>>

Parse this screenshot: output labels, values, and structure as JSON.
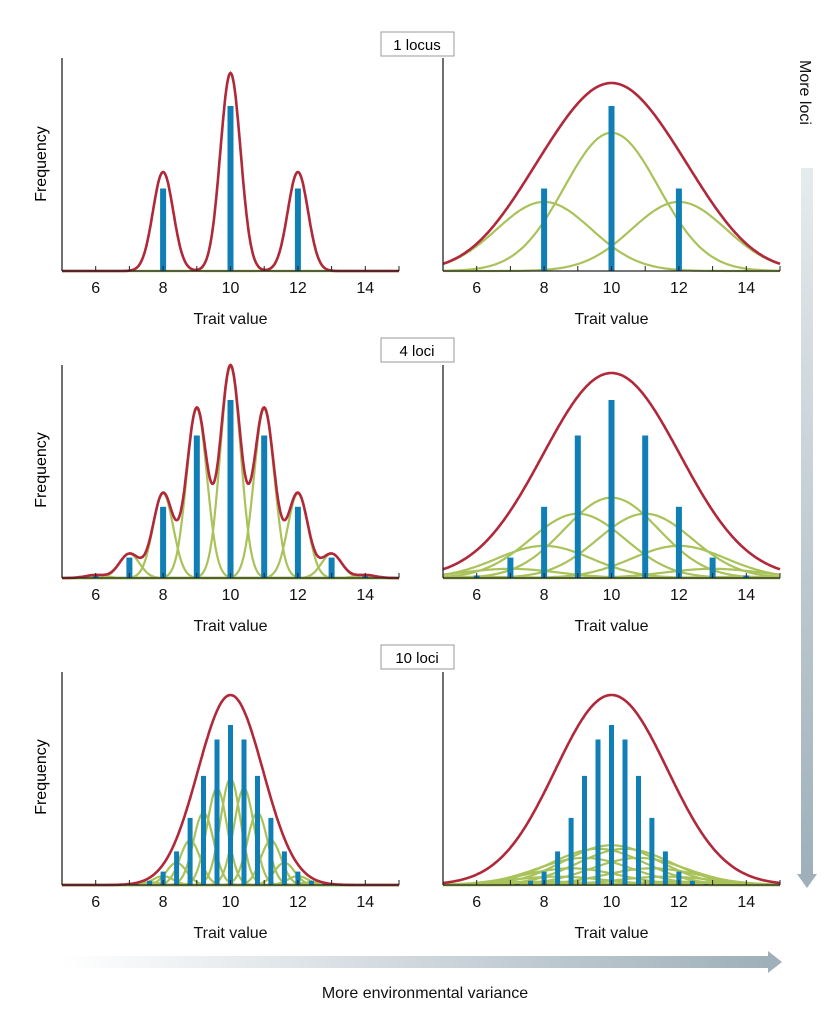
{
  "chart_data": {
    "type": "line",
    "row_labels": [
      "1 locus",
      "4 loci",
      "10 loci"
    ],
    "y_axis_label": "Frequency",
    "x_axis_label": "Trait value",
    "x_ticks": [
      6,
      8,
      10,
      12,
      14
    ],
    "x_range": [
      5,
      15
    ],
    "right_arrow_label": "More loci",
    "bottom_arrow_label": "More environmental variance",
    "colors": {
      "bars": "#0f7fb6",
      "component_curves": "#a9c25a",
      "total_curve": "#b0283a",
      "axis": "#222222",
      "arrow": "#b9c5cc",
      "label_box_border": "#9a9a9a"
    },
    "panels": [
      {
        "row": 0,
        "col": 0,
        "loci": 1,
        "env_variance": "low",
        "component_sd": 0.3,
        "bars_x": [
          8,
          10,
          12
        ],
        "bars_y": [
          0.25,
          0.5,
          0.25
        ]
      },
      {
        "row": 0,
        "col": 1,
        "loci": 1,
        "env_variance": "high",
        "component_sd": 1.4,
        "bars_x": [
          8,
          10,
          12
        ],
        "bars_y": [
          0.25,
          0.5,
          0.25
        ]
      },
      {
        "row": 1,
        "col": 0,
        "loci": 4,
        "env_variance": "low",
        "component_sd": 0.3,
        "bars_x": [
          6,
          7,
          8,
          9,
          10,
          11,
          12,
          13,
          14
        ],
        "bars_y": [
          0.0039,
          0.0313,
          0.1094,
          0.2188,
          0.2734,
          0.2188,
          0.1094,
          0.0313,
          0.0039
        ]
      },
      {
        "row": 1,
        "col": 1,
        "loci": 4,
        "env_variance": "high",
        "component_sd": 1.4,
        "bars_x": [
          6,
          7,
          8,
          9,
          10,
          11,
          12,
          13,
          14
        ],
        "bars_y": [
          0.0039,
          0.0313,
          0.1094,
          0.2188,
          0.2734,
          0.2188,
          0.1094,
          0.0313,
          0.0039
        ]
      },
      {
        "row": 2,
        "col": 0,
        "loci": 10,
        "env_variance": "low",
        "component_sd": 0.3,
        "bars_x": [
          6.0,
          6.4,
          6.8,
          7.2,
          7.6,
          8.0,
          8.4,
          8.8,
          9.2,
          9.6,
          10.0,
          10.4,
          10.8,
          11.2,
          11.6,
          12.0,
          12.4,
          12.8,
          13.2,
          13.6,
          14.0
        ],
        "bars_y": [
          0.0,
          0.0,
          0.0002,
          0.0011,
          0.0046,
          0.0148,
          0.037,
          0.0739,
          0.1201,
          0.1602,
          0.1762,
          0.1602,
          0.1201,
          0.0739,
          0.037,
          0.0148,
          0.0046,
          0.0011,
          0.0002,
          0.0,
          0.0
        ]
      },
      {
        "row": 2,
        "col": 1,
        "loci": 10,
        "env_variance": "high",
        "component_sd": 1.4,
        "bars_x": [
          6.0,
          6.4,
          6.8,
          7.2,
          7.6,
          8.0,
          8.4,
          8.8,
          9.2,
          9.6,
          10.0,
          10.4,
          10.8,
          11.2,
          11.6,
          12.0,
          12.4,
          12.8,
          13.2,
          13.6,
          14.0
        ],
        "bars_y": [
          0.0,
          0.0,
          0.0002,
          0.0011,
          0.0046,
          0.0148,
          0.037,
          0.0739,
          0.1201,
          0.1602,
          0.1762,
          0.1602,
          0.1201,
          0.0739,
          0.037,
          0.0148,
          0.0046,
          0.0011,
          0.0002,
          0.0,
          0.0
        ]
      }
    ]
  }
}
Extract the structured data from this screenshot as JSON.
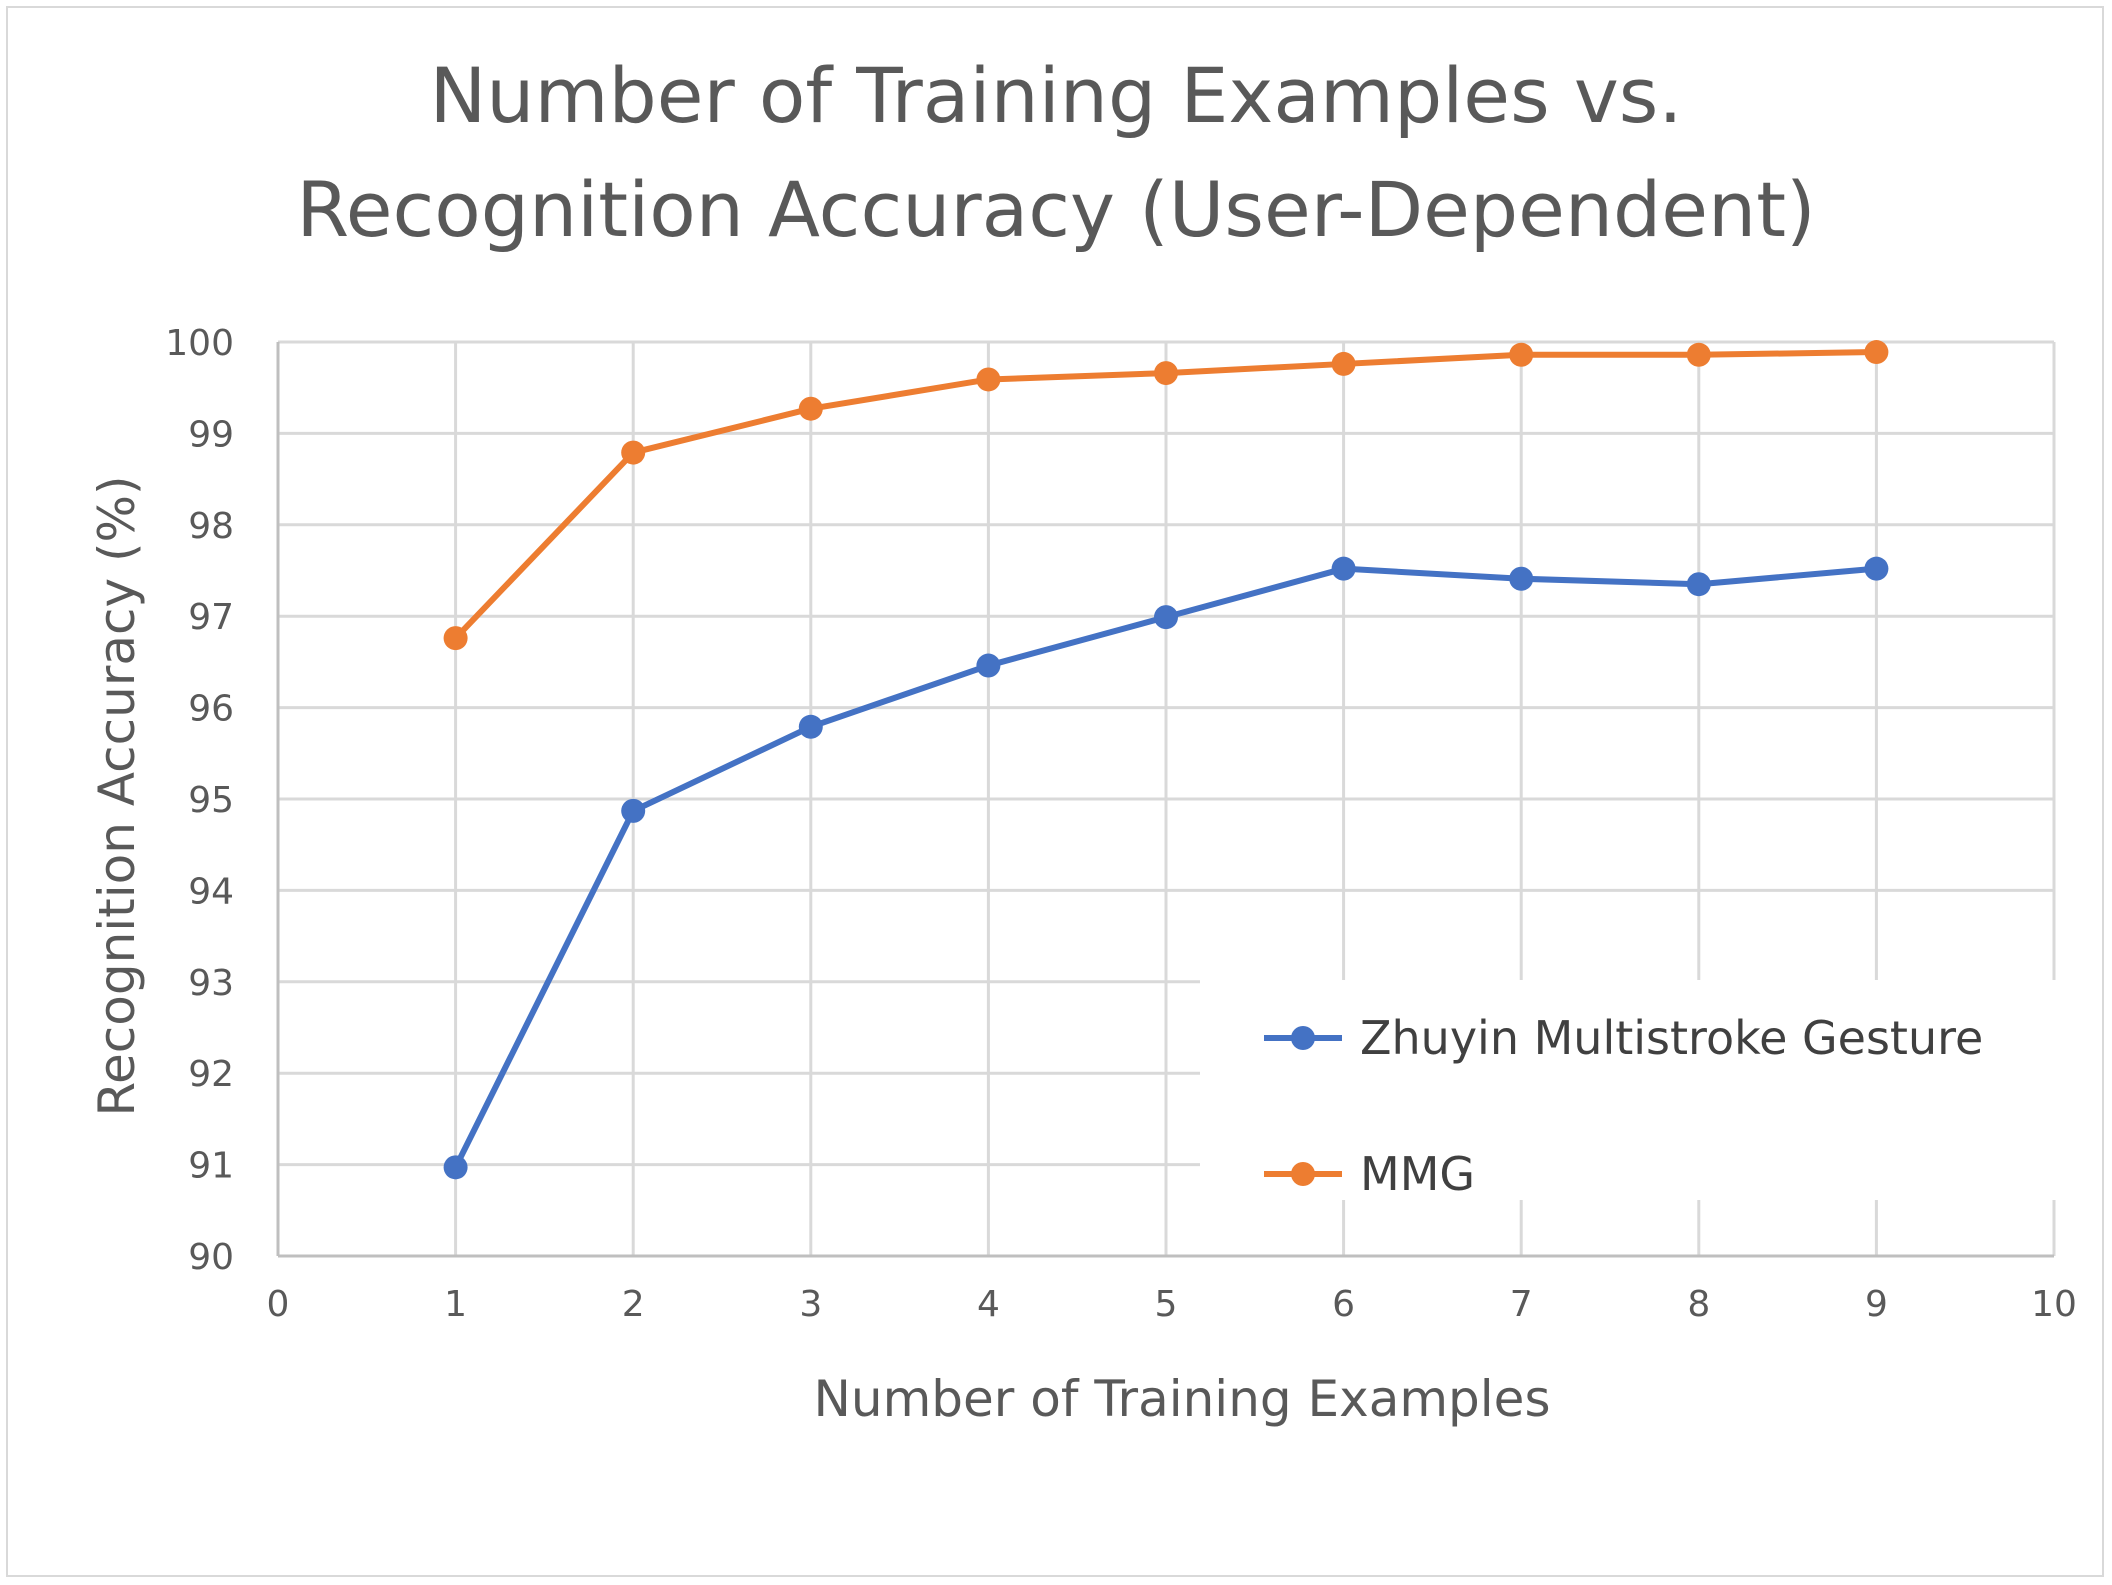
{
  "chart_data": {
    "type": "line",
    "title_lines": [
      "Number of Training Examples vs.",
      "Recognition Accuracy (User-Dependent)"
    ],
    "xlabel": "Number of Training Examples",
    "ylabel": "Recognition Accuracy (%)",
    "xlim": [
      0,
      10
    ],
    "ylim": [
      90,
      100
    ],
    "xticks": [
      "0",
      "1",
      "2",
      "3",
      "4",
      "5",
      "6",
      "7",
      "8",
      "9",
      "10"
    ],
    "yticks": [
      "90",
      "91",
      "92",
      "93",
      "94",
      "95",
      "96",
      "97",
      "98",
      "99",
      "100"
    ],
    "grid": true,
    "legend_position": "bottom-right",
    "x": [
      1,
      2,
      3,
      4,
      5,
      6,
      7,
      8,
      9
    ],
    "series": [
      {
        "name": "Zhuyin Multistroke Gesture",
        "color": "#4472c4",
        "marker": "circle",
        "values": [
          90.97,
          94.87,
          95.79,
          96.46,
          96.99,
          97.52,
          97.41,
          97.35,
          97.52
        ]
      },
      {
        "name": "MMG",
        "color": "#ed7d31",
        "marker": "circle",
        "values": [
          96.76,
          98.79,
          99.27,
          99.59,
          99.66,
          99.76,
          99.86,
          99.86,
          99.89
        ]
      }
    ]
  }
}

<<

Search the data for "Number". Copy every matching line.

> **RIGHT ANSWER**:
      "Number of Training Examples vs.",
    "xlabel": "Number of Training Examples",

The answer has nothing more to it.